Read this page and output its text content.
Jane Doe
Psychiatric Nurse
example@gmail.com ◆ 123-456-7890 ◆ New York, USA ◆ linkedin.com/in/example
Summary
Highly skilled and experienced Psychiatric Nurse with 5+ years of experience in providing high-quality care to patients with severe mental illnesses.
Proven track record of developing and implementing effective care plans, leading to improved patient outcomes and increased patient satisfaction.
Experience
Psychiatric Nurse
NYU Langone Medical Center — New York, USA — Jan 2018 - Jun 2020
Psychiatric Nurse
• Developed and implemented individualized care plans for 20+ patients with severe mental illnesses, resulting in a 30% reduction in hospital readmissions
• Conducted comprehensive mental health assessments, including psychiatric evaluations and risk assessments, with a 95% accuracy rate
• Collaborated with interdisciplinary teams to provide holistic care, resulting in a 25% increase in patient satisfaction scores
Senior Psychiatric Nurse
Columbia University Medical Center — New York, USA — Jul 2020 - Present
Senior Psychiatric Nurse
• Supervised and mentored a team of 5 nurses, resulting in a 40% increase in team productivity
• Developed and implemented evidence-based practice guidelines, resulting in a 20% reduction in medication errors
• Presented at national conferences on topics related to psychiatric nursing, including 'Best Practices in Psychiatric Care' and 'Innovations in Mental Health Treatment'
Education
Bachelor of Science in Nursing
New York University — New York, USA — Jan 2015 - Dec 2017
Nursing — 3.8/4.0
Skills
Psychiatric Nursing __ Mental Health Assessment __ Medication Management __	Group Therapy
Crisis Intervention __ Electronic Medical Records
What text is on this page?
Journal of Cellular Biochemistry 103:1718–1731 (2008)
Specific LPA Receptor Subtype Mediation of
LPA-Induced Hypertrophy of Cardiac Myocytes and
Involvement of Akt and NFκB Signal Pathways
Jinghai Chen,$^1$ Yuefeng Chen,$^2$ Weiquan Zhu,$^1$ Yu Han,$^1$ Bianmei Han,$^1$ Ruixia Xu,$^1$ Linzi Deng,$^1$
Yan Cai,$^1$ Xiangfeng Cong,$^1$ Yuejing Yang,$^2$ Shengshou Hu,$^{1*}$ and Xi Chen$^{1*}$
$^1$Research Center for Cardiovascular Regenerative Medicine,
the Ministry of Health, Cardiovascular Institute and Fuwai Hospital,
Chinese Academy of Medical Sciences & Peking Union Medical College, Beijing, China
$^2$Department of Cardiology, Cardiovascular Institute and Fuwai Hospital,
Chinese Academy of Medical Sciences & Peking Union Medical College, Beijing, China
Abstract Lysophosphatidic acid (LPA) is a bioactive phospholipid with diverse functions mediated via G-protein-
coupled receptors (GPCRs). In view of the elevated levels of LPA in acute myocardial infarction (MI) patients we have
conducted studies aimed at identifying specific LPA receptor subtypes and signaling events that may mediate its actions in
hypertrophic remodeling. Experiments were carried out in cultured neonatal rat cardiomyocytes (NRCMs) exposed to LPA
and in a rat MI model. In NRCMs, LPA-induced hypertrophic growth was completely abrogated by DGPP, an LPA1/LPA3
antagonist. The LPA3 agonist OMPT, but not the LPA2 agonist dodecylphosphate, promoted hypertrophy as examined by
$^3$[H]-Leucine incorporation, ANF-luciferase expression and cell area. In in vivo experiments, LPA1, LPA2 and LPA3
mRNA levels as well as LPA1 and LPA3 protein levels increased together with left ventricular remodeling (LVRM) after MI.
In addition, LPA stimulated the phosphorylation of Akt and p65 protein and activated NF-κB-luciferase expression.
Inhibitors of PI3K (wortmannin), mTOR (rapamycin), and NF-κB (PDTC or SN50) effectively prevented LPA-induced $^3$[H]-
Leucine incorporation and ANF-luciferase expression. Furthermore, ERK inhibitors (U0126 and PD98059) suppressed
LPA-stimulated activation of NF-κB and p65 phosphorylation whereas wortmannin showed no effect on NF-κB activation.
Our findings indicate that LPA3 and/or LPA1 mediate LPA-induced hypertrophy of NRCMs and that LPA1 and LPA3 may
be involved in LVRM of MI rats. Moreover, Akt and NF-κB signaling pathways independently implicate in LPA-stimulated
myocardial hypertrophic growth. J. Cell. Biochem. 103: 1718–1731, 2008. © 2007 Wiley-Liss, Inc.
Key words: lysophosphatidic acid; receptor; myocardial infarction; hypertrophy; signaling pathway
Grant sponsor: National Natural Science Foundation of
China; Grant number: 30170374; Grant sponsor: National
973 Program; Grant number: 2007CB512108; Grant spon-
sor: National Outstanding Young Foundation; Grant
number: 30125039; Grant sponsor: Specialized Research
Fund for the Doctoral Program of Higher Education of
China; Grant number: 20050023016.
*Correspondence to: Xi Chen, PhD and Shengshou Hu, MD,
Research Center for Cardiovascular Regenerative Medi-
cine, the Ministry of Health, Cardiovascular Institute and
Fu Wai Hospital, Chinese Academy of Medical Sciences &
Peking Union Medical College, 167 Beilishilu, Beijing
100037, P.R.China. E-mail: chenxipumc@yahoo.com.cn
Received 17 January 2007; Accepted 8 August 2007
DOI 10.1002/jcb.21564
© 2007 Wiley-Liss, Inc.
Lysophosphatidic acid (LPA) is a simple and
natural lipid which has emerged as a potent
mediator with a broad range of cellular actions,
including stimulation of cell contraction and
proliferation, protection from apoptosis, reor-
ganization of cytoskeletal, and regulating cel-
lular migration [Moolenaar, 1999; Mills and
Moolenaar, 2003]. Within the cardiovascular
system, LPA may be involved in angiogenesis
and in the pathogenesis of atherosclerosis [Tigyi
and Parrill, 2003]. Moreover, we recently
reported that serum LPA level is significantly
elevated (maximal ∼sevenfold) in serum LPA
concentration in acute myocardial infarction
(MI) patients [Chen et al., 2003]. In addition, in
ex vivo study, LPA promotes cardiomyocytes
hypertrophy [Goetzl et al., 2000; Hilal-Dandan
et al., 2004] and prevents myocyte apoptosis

### Problem statement
All of the data above needs to be given again exactly.

### Solution to this task
Read this page and output its text content.
Jane Doe
Psychiatric Nurse
example@gmail.com ◆ 123-456-7890 ◆ New York, USA ◆ linkedin.com/in/example
Summary
Highly skilled and experienced Psychiatric Nurse with 5+ years of experience in providing high-quality care to patients with severe mental illnesses.
Proven track record of developing and implementing effective care plans, leading to improved patient outcomes and increased patient satisfaction.
Experience
Psychiatric Nurse
NYU Langone Medical Center — New York, USA — Jan 2018 - Jun 2020
Psychiatric Nurse
• Developed and implemented individualized care plans for 20+ patients with severe mental illnesses, resulting in a 30% reduction in hospital readmissions
• Conducted comprehensive mental health assessments, including psychiatric evaluations and risk assessments, with a 95% accuracy rate
• Collaborated with interdisciplinary teams to provide holistic care, resulting in a 25% increase in patient satisfaction scores
Senior Psychiatric Nurse
Columbia University Medical Center — New York, USA — Jul 2020 - Present
Senior Psychiatric Nurse
• Supervised and mentored a team of 5 nurses, resulting in a 40% increase in team productivity
• Developed and implemented evidence-based practice guidelines, resulting in a 20% reduction in medication errors
• Presented at national conferences on topics related to psychiatric nursing, including 'Best Practices in Psychiatric Care' and 'Innovations in Mental Health Treatment'
Education
Bachelor of Science in Nursing
New York University — New York, USA — Jan 2015 - Dec 2017
Nursing — 3.8/4.0
Skills
Psychiatric Nursing __ Mental Health Assessment __ Medication Management __	Group Therapy
Crisis Intervention __ Electronic Medical Records
What text is on this page?
Journal of Cellular Biochemistry 103:1718–1731 (2008)
Specific LPA Receptor Subtype Mediation of
LPA-Induced Hypertrophy of Cardiac Myocytes and
Involvement of Akt and NFκB Signal Pathways
Jinghai Chen,$^1$ Yuefeng Chen,$^2$ Weiquan Zhu,$^1$ Yu Han,$^1$ Bianmei Han,$^1$ Ruixia Xu,$^1$ Linzi Deng,$^1$
Yan Cai,$^1$ Xiangfeng Cong,$^1$ Yuejing Yang,$^2$ Shengshou Hu,$^{1*}$ and Xi Chen$^{1*}$
$^1$Research Center for Cardiovascular Regenerative Medicine,
the Ministry of Health, Cardiovascular Institute and Fuwai Hospital,
Chinese Academy of Medical Sciences & Peking Union Medical College, Beijing, China
$^2$Department of Cardiology, Cardiovascular Institute and Fuwai Hospital,
Chinese Academy of Medical Sciences & Peking Union Medical College, Beijing, China
Abstract Lysophosphatidic acid (LPA) is a bioactive phospholipid with diverse functions mediated via G-protein-
coupled receptors (GPCRs). In view of the elevated levels of LPA in acute myocardial infarction (MI) patients we have
conducted studies aimed at identifying specific LPA receptor subtypes and signaling events that may mediate its actions in
hypertrophic remodeling. Experiments were carried out in cultured neonatal rat cardiomyocytes (NRCMs) exposed to LPA
and in a rat MI model. In NRCMs, LPA-induced hypertrophic growth was completely abrogated by DGPP, an LPA1/LPA3
antagonist. The LPA3 agonist OMPT, but not the LPA2 agonist dodecylphosphate, promoted hypertrophy as examined by
$^3$[H]-Leucine incorporation, ANF-luciferase expression and cell area. In in vivo experiments, LPA1, LPA2 and LPA3
mRNA levels as well as LPA1 and LPA3 protein levels increased together with left ventricular remodeling (LVRM) after MI.
In addition, LPA stimulated the phosphorylation of Akt and p65 protein and activated NF-κB-luciferase expression.
Inhibitors of PI3K (wortmannin), mTOR (rapamycin), and NF-κB (PDTC or SN50) effectively prevented LPA-induced $^3$[H]-
Leucine incorporation and ANF-luciferase expression. Furthermore, ERK inhibitors (U0126 and PD98059) suppressed
LPA-stimulated activation of NF-κB and p65 phosphorylation whereas wortmannin showed no effect on NF-κB activation.
Our findings indicate that LPA3 and/or LPA1 mediate LPA-induced hypertrophy of NRCMs and that LPA1 and LPA3 may
be involved in LVRM of MI rats. Moreover, Akt and NF-κB signaling pathways independently implicate in LPA-stimulated
myocardial hypertrophic growth. J. Cell. Biochem. 103: 1718–1731, 2008. © 2007 Wiley-Liss, Inc.
Key words: lysophosphatidic acid; receptor; myocardial infarction; hypertrophy; signaling pathway
Grant sponsor: National Natural Science Foundation of
China; Grant number: 30170374; Grant sponsor: National
973 Program; Grant number: 2007CB512108; Grant spon-
sor: National Outstanding Young Foundation; Grant
number: 30125039; Grant sponsor: Specialized Research
Fund for the Doctoral Program of Higher Education of
China; Grant number: 20050023016.
*Correspondence to: Xi Chen, PhD and Shengshou Hu, MD,
Research Center for Cardiovascular Regenerative Medi-
cine, the Ministry of Health, Cardiovascular Institute and
Fu Wai Hospital, Chinese Academy of Medical Sciences &
Peking Union Medical College, 167 Beilishilu, Beijing
100037, P.R.China. E-mail: chenxipumc@yahoo.com.cn
Received 17 January 2007; Accepted 8 August 2007
DOI 10.1002/jcb.21564
© 2007 Wiley-Liss, Inc.
Lysophosphatidic acid (LPA) is a simple and
natural lipid which has emerged as a potent
mediator with a broad range of cellular actions,
including stimulation of cell contraction and
proliferation, protection from apoptosis, reor-
ganization of cytoskeletal, and regulating cel-
lular migration [Moolenaar, 1999; Mills and
Moolenaar, 2003]. Within the cardiovascular
system, LPA may be involved in angiogenesis
and in the pathogenesis of atherosclerosis [Tigyi
and Parrill, 2003]. Moreover, we recently
reported that serum LPA level is significantly
elevated (maximal ∼sevenfold) in serum LPA
concentration in acute myocardial infarction
(MI) patients [Chen et al., 2003]. In addition, in
ex vivo study, LPA promotes cardiomyocytes
hypertrophy [Goetzl et al., 2000; Hilal-Dandan
et al., 2004] and prevents myocyte apoptosis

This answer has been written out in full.